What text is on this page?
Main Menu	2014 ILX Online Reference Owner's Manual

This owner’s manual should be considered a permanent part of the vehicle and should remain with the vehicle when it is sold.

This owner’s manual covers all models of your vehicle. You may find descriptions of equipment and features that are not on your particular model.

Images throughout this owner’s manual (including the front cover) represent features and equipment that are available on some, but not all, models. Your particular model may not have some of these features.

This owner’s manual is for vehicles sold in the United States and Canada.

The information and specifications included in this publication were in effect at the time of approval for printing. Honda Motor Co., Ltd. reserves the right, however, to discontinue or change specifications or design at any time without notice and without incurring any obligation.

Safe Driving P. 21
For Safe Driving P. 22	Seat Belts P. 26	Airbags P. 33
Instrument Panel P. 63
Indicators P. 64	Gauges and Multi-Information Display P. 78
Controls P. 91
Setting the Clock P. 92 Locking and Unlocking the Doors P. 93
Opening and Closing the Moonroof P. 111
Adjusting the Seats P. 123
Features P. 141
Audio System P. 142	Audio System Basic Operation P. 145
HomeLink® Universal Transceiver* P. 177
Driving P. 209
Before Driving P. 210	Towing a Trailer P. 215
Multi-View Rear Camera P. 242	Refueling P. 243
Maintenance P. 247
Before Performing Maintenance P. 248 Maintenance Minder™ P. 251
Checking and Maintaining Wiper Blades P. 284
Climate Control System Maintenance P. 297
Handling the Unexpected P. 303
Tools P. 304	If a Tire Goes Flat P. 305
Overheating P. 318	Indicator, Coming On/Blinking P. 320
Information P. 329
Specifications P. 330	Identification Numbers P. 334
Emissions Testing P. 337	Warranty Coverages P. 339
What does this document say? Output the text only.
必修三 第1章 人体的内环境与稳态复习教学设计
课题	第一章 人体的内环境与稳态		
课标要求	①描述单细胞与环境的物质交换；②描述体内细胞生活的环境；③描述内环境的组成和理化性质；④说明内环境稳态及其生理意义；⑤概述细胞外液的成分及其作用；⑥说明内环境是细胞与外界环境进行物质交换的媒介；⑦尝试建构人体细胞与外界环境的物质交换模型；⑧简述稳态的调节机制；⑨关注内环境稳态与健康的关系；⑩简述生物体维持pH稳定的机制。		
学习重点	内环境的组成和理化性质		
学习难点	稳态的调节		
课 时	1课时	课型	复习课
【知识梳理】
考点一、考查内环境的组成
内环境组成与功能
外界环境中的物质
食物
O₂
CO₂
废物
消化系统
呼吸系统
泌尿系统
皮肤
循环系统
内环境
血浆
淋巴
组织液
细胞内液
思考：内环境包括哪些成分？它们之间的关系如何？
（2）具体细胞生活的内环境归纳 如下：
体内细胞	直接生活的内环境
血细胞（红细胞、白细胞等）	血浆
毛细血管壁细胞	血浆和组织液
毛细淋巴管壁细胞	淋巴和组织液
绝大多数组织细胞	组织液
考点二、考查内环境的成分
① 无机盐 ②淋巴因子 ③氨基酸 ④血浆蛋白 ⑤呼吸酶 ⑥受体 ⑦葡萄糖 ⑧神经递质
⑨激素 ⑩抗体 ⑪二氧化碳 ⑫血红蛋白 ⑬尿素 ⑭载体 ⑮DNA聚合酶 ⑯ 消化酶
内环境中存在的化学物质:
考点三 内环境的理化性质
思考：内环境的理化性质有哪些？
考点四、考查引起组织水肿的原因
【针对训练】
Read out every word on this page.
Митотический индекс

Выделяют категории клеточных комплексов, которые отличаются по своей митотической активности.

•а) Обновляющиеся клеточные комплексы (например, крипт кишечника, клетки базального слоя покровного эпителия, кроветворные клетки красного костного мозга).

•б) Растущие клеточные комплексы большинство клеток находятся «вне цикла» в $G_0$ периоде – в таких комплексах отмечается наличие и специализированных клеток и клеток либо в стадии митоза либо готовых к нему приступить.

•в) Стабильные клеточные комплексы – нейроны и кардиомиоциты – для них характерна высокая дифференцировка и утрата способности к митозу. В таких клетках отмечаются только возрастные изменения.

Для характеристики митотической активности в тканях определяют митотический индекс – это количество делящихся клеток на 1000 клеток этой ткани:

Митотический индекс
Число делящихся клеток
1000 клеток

- - - - - - -

• **EXERCISE GOAL**: Nothing but the lines from the line with "Read out every word on this page." to the last line of the listing above should appear; please retype them exactly, both ends included.

• **SOLUTION TO THE EXERCISE**:
Read out every word on this page.
Митотический индекс

Выделяют категории клеточных комплексов, которые отличаются по своей митотической активности.

•а) Обновляющиеся клеточные комплексы (например, крипт кишечника, клетки базального слоя покровного эпителия, кроветворные клетки красного костного мозга).

•б) Растущие клеточные комплексы большинство клеток находятся «вне цикла» в $G_0$ периоде – в таких комплексах отмечается наличие и специализированных клеток и клеток либо в стадии митоза либо готовых к нему приступить.

•в) Стабильные клеточные комплексы – нейроны и кардиомиоциты – для них характерна высокая дифференцировка и утрата способности к митозу. В таких клетках отмечаются только возрастные изменения.

Для характеристики митотической активности в тканях определяют митотический индекс – это количество делящихся клеток на 1000 клеток этой ткани:

Митотический индекс
Число делящихся клеток
1000 клеток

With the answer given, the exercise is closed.